| Action item |
Please reproduce the listing verbatim, without its images.
##### Source data #####
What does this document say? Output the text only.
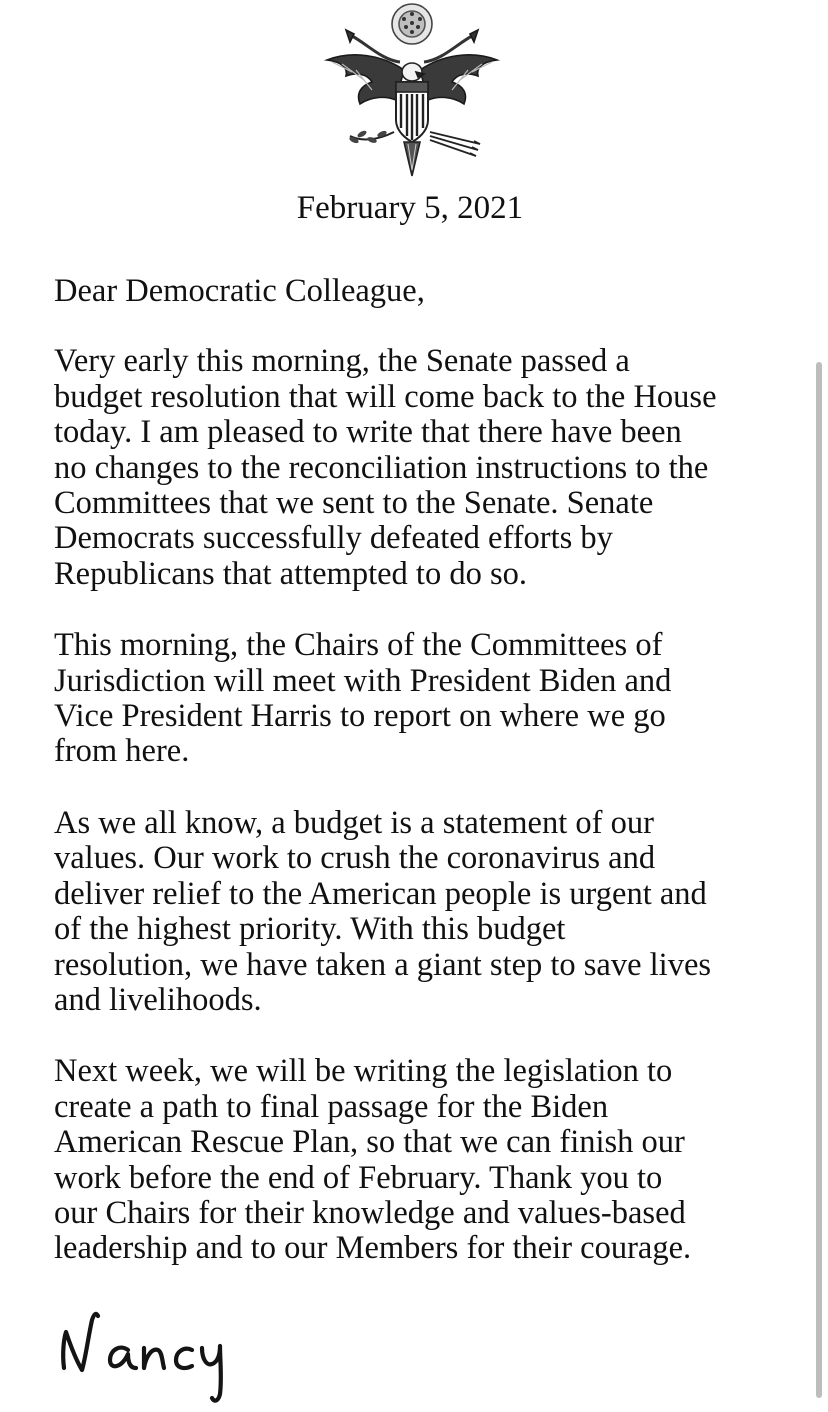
February 5, 2021
Dear Democratic Colleague,
Very early this morning, the Senate passed a
budget resolution that will come back to the House
today. I am pleased to write that there have been
no changes to the reconciliation instructions to the
Committees that we sent to the Senate. Senate
Democrats successfully defeated efforts by
Republicans that attempted to do so.
This morning, the Chairs of the Committees of
Jurisdiction will meet with President Biden and
Vice President Harris to report on where we go
from here.
As we all know, a budget is a statement of our
values. Our work to crush the coronavirus and
deliver relief to the American people is urgent and
of the highest priority. With this budget
resolution, we have taken a giant step to save lives
and livelihoods.
Next week, we will be writing the legislation to
create a path to final passage for the Biden
American Rescue Plan, so that we can finish our
work before the end of February. Thank you to
our Chairs for their knowledge and values-based
leadership and to our Members for their courage.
#####
| Answer for this exercise |
What does this document say? Output the text only.
February 5, 2021
Dear Democratic Colleague,
Very early this morning, the Senate passed a
budget resolution that will come back to the House
today. I am pleased to write that there have been
no changes to the reconciliation instructions to the
Committees that we sent to the Senate. Senate
Democrats successfully defeated efforts by
Republicans that attempted to do so.
This morning, the Chairs of the Committees of
Jurisdiction will meet with President Biden and
Vice President Harris to report on where we go
from here.
As we all know, a budget is a statement of our
values. Our work to crush the coronavirus and
deliver relief to the American people is urgent and
of the highest priority. With this budget
resolution, we have taken a giant step to save lives
and livelihoods.
Next week, we will be writing the legislation to
create a path to final passage for the Biden
American Rescue Plan, so that we can finish our
work before the end of February. Thank you to
our Chairs for their knowledge and values-based
leadership and to our Members for their courage.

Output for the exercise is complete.